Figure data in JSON
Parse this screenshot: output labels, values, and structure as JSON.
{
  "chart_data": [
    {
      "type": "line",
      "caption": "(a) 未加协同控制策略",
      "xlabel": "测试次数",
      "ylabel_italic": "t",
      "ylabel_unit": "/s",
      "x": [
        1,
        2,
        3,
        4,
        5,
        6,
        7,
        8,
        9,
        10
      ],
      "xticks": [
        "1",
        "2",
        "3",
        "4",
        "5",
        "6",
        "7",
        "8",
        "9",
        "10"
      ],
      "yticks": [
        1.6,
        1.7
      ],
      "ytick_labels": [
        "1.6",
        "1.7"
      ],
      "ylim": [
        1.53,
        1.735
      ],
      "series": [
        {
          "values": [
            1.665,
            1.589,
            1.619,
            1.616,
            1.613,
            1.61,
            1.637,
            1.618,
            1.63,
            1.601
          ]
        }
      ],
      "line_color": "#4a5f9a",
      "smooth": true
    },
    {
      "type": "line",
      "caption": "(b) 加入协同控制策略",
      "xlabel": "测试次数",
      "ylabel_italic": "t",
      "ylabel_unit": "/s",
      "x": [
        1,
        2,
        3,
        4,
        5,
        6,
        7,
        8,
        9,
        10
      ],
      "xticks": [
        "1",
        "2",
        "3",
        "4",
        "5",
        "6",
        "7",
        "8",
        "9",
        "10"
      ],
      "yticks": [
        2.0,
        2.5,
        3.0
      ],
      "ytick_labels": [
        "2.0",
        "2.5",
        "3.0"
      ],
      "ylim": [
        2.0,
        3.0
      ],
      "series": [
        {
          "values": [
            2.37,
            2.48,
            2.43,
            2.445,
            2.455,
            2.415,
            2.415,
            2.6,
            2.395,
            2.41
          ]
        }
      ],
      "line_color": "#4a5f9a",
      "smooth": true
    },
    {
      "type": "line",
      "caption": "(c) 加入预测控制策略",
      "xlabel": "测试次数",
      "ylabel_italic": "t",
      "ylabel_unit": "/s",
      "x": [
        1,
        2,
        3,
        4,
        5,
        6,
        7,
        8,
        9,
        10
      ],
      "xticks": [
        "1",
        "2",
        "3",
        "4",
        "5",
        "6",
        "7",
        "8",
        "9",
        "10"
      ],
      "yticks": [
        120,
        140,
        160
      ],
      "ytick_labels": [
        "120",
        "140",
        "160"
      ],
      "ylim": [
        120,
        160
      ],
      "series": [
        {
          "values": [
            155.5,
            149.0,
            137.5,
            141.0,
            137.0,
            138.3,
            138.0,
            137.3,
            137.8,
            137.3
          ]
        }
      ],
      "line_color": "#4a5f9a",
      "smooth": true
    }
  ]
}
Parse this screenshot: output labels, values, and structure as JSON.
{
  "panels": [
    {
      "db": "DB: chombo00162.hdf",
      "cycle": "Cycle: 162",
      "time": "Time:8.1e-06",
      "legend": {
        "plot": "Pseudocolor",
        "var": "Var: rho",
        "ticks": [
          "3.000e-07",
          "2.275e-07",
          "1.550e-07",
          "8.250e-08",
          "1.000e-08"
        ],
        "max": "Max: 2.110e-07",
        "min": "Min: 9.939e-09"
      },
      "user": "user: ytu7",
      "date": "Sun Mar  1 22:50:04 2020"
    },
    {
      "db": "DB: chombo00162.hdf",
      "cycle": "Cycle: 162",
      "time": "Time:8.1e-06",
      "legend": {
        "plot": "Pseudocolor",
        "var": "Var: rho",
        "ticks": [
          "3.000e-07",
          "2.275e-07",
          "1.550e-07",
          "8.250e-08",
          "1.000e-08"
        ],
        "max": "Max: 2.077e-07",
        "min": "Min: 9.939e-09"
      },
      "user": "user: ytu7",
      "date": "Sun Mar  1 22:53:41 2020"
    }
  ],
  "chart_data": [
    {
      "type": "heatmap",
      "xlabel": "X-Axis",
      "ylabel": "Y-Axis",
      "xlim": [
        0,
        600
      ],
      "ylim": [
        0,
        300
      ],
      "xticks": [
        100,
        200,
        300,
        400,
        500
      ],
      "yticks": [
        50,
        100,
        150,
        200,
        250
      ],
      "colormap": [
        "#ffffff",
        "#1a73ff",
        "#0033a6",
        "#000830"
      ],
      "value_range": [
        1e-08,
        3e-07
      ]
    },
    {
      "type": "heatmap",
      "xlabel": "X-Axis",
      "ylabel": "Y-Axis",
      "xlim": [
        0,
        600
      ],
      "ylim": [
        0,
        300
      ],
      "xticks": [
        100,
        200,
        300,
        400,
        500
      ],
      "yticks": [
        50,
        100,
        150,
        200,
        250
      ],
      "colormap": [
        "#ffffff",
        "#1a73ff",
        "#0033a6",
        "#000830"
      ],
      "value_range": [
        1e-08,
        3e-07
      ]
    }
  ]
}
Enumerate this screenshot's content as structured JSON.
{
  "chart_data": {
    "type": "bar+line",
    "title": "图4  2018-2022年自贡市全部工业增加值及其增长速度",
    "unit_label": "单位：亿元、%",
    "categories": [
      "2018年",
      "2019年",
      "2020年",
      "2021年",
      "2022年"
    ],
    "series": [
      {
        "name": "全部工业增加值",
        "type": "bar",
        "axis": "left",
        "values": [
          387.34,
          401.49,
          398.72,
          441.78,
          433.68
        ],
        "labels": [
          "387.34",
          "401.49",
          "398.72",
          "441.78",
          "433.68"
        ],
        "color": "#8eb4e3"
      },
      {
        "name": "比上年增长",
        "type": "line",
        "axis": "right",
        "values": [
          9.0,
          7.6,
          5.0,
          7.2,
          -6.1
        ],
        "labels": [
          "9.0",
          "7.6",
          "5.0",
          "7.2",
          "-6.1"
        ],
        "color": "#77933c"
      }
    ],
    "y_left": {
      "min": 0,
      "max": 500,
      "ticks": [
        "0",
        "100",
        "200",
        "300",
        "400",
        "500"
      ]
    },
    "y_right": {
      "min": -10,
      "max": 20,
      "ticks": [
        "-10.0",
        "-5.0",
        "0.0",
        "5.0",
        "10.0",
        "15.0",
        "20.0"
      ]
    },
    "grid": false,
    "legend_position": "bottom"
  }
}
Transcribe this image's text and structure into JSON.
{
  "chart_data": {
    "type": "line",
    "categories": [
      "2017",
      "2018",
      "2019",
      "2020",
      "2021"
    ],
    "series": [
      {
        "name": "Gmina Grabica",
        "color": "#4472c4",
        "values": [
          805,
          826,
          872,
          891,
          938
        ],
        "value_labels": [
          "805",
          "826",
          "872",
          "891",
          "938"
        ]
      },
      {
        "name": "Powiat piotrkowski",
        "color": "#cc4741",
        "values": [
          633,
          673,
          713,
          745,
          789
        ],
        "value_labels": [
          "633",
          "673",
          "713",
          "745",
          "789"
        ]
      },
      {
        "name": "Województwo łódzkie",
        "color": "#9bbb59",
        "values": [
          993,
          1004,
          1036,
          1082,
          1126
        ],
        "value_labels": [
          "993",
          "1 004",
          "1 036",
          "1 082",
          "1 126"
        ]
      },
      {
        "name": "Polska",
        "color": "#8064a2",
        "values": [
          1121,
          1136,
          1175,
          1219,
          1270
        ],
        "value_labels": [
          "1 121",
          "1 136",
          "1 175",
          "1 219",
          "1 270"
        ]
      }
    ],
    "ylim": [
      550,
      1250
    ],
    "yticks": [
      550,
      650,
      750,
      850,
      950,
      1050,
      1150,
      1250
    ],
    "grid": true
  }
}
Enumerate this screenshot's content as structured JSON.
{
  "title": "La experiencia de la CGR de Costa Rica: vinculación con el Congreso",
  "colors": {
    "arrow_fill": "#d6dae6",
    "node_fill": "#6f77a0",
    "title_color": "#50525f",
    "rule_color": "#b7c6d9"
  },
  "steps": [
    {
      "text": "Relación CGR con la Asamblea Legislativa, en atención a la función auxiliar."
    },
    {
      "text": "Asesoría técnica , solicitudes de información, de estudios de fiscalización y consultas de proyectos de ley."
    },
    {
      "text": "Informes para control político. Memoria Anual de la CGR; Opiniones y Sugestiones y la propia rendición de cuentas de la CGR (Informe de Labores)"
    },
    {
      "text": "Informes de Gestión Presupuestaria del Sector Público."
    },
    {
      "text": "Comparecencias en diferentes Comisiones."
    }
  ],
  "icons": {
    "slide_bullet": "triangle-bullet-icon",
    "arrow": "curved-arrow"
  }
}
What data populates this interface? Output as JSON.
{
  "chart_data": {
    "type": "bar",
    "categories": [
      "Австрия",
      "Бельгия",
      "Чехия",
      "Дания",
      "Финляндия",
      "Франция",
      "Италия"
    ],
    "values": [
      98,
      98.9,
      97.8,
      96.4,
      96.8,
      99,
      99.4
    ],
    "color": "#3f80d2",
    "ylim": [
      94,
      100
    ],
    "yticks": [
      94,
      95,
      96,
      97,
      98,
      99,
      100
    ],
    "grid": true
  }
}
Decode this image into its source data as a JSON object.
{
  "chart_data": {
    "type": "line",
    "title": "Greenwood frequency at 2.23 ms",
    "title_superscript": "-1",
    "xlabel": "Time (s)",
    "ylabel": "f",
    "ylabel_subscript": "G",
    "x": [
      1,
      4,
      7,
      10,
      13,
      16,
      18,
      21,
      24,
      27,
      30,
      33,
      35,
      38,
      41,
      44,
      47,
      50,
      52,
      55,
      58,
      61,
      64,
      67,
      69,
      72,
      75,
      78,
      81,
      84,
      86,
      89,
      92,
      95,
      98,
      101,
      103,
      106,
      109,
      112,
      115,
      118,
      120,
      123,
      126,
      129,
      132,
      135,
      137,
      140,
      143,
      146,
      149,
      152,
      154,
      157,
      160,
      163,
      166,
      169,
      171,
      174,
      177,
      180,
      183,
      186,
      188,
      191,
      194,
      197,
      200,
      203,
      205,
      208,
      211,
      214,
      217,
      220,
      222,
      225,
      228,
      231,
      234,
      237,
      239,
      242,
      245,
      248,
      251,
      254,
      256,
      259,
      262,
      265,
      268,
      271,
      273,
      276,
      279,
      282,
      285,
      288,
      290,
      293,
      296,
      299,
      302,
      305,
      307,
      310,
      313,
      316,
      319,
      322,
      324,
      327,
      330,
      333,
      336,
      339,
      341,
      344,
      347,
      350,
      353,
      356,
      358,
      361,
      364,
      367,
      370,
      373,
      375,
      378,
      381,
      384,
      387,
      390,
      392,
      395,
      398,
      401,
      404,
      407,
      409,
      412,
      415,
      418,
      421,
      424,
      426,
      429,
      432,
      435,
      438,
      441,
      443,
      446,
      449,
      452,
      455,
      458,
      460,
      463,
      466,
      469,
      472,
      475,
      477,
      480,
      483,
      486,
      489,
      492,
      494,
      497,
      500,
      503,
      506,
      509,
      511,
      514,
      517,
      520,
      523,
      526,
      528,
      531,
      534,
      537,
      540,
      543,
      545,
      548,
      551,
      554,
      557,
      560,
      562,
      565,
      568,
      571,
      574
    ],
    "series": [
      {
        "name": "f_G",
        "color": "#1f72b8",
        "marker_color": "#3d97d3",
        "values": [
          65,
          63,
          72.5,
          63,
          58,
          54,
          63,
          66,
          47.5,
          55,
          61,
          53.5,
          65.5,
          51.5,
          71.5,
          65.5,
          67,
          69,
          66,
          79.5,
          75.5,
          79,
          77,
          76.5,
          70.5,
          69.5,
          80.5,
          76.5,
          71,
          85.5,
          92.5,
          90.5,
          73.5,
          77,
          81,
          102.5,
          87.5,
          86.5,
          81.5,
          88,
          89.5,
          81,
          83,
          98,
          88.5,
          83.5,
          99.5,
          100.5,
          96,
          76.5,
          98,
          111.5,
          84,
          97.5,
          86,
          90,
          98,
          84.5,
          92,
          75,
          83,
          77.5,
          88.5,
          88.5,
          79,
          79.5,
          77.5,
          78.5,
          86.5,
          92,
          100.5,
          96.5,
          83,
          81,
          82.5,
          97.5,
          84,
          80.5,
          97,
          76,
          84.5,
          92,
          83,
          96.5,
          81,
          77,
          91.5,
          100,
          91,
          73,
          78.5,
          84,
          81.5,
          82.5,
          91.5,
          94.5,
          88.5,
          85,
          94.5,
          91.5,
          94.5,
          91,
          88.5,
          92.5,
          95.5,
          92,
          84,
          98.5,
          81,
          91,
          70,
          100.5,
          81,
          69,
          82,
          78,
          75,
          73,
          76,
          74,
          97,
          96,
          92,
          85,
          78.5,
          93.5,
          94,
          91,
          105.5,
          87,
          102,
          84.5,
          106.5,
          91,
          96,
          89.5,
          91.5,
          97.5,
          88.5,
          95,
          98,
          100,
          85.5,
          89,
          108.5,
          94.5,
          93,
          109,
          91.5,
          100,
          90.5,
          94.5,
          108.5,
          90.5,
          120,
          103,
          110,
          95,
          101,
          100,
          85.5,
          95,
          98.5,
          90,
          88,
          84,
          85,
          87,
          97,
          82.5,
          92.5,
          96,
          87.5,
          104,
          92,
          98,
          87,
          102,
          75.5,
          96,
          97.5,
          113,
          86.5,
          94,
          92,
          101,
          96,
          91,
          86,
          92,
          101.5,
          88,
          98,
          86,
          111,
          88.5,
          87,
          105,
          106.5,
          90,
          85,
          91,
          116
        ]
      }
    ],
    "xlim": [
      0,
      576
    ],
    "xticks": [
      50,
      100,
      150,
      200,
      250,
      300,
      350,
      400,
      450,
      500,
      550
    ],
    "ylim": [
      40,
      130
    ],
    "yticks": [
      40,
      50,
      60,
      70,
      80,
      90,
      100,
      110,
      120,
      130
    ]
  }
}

Task prompt: Copy each line of the records that contains the word "into".

Response for this exercise:
Transcribe this image's text and structure into JSON.
Decode this image into its source data as a JSON object.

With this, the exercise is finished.